═══ Reading passage

When I was approaching my sleeve surgery I remember wondering how a super social old (ish!) bird like me would ever cope with having such an extreme adjustment to my life as I learned to stick to my gastric sleeve surgery diet. I was up for the challenge of eating differently but also determined that my social life was not going to suffer as a result of it as I love nothing more than a catch up with family and friends which normally revolves around food! My challenge – to lose weight but still find the joy in life whilst adjusting my eating.
A tiny plate – my new normal
As per my surgeon’s advice I’ve been trying to keep my carbs and sugar and fat on the down low, but the biggest change has been the big decrease in portion sizes. Obviously it’s working as I have lost a lot of weight and I’ve been pleasantly surprised at how much I can still enjoy a meal and social occasion (talking pre lockdown with friends and in lockdown with my family). I look at my little plate of food now and it looks normal to me.
I look at the plates of my family and they look enormous ha ha. Of course they aren’t enormous but to me they are as I now have a new “normal”. So I have just naturally adjusted. I couldn’t eat their plate of food even if I wanted to due to my sleeve restriction – but the cool thing is I don’t actually want to eat a meal that big anymore.
A special occasion – it was ok!
Sunday’s Mothers Day brunch is a good example – I had about ⅓ of a delicious savoury muffin and fruit croissant and half a tiny bowl of nograin-ola and yoghurt and I was full and happy being able to eat what everyone was eating, just a smaller version. And enough time went by sitting and chatting after I had eaten that I was able to drink my coffee (with weight loss surgery you have to leave time before or after food before you drink anything).
See… I still get to eat yummy food on my gastric sleeve surgery diet….
So my point is my social life can continue! Obviously croissants and muffins aren’t the best things for weight loss but if it’s not every day and I am counting these things within my daily allocation then it’s ok. Weigh day tomorrow and the proof will be in the pudding but my ultimate goal is to eventually be able to have all things in moderation and I might just be on the right track.

══════
═══ Stored data

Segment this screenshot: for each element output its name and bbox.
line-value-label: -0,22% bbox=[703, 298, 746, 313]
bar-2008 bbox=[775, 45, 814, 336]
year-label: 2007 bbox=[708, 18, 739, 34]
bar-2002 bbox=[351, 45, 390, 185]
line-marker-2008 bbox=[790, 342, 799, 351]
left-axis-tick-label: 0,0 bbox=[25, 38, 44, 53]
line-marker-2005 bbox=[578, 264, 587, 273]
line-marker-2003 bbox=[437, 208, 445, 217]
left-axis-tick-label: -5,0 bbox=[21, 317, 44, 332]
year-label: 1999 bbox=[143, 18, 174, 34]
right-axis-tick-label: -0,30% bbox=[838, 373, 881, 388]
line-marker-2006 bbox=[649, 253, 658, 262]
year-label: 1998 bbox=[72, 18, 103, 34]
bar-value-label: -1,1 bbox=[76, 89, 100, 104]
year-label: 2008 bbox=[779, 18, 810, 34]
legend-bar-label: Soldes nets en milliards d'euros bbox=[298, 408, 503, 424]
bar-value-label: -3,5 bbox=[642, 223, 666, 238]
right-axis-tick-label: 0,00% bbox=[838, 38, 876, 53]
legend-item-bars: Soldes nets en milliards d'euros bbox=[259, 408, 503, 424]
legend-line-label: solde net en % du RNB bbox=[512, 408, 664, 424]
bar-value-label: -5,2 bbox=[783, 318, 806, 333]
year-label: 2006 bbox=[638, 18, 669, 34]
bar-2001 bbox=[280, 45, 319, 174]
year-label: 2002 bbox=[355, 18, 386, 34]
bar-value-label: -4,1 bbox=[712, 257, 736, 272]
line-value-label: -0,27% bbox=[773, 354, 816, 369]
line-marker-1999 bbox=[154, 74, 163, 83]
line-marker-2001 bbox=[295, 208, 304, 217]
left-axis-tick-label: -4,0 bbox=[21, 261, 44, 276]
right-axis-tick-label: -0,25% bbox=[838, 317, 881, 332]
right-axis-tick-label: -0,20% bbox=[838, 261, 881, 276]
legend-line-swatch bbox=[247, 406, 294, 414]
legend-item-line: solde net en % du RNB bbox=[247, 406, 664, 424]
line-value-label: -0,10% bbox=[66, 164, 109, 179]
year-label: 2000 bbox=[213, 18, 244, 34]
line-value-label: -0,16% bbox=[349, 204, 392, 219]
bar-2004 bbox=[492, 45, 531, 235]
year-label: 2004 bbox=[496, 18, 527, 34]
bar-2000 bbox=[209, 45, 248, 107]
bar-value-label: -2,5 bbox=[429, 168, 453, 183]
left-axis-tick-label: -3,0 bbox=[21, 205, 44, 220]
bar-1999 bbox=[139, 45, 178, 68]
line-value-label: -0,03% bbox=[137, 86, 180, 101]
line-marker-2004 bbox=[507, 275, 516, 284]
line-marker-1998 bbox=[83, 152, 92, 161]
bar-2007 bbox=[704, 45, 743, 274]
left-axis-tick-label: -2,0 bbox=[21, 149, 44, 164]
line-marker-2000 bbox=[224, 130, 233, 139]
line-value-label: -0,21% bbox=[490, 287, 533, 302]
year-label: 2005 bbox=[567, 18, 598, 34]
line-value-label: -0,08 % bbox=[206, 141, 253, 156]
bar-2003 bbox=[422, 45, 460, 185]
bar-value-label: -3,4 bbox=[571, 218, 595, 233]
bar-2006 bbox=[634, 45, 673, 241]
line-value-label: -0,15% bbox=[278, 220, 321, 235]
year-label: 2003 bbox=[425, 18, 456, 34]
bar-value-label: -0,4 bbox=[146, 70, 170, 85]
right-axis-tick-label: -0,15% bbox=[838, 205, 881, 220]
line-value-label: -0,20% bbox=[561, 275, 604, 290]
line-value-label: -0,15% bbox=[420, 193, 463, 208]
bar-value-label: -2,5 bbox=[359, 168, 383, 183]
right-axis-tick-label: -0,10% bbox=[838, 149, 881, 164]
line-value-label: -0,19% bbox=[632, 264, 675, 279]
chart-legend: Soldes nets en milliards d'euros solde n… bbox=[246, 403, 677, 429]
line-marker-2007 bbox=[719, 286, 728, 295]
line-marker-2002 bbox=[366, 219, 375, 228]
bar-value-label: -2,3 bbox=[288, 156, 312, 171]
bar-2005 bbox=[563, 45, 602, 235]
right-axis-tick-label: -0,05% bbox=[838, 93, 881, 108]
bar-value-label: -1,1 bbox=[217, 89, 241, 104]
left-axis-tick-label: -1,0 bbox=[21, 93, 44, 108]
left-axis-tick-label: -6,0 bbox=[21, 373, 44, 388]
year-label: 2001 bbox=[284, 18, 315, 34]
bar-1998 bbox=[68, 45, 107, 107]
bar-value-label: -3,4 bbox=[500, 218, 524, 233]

══════

Work request => Copy out the full gastric sleeve surgery diet passage above, word for word, with every line in its original order.

Task output =>
When I was approaching my sleeve surgery I remember wondering how a super social old (ish!) bird like me would ever cope with having such an extreme adjustment to my life as I learned to stick to my gastric sleeve surgery diet. I was up for the challenge of eating differently but also determined that my social life was not going to suffer as a result of it as I love nothing more than a catch up with family and friends which normally revolves around food! My challenge – to lose weight but still find the joy in life whilst adjusting my eating.
A tiny plate – my new normal
As per my surgeon’s advice I’ve been trying to keep my carbs and sugar and fat on the down low, but the biggest change has been the big decrease in portion sizes. Obviously it’s working as I have lost a lot of weight and I’ve been pleasantly surprised at how much I can still enjoy a meal and social occasion (talking pre lockdown with friends and in lockdown with my family). I look at my little plate of food now and it looks normal to me.
I look at the plates of my family and they look enormous ha ha. Of course they aren’t enormous but to me they are as I now have a new “normal”. So I have just naturally adjusted. I couldn’t eat their plate of food even if I wanted to due to my sleeve restriction – but the cool thing is I don’t actually want to eat a meal that big anymore.
A special occasion – it was ok!
Sunday’s Mothers Day brunch is a good example – I had about ⅓ of a delicious savoury muffin and fruit croissant and half a tiny bowl of nograin-ola and yoghurt and I was full and happy being able to eat what everyone was eating, just a smaller version. And enough time went by sitting and chatting after I had eaten that I was able to drink my coffee (with weight loss surgery you have to leave time before or after food before you drink anything).
See… I still get to eat yummy food on my gastric sleeve surgery diet….
So my point is my social life can continue! Obviously croissants and muffins aren’t the best things for weight loss but if it’s not every day and I am counting these things within my daily allocation then it’s ok. Weigh day tomorrow and the proof will be in the pudding but my ultimate goal is to eventually be able to have all things in moderation and I might just be on the right track.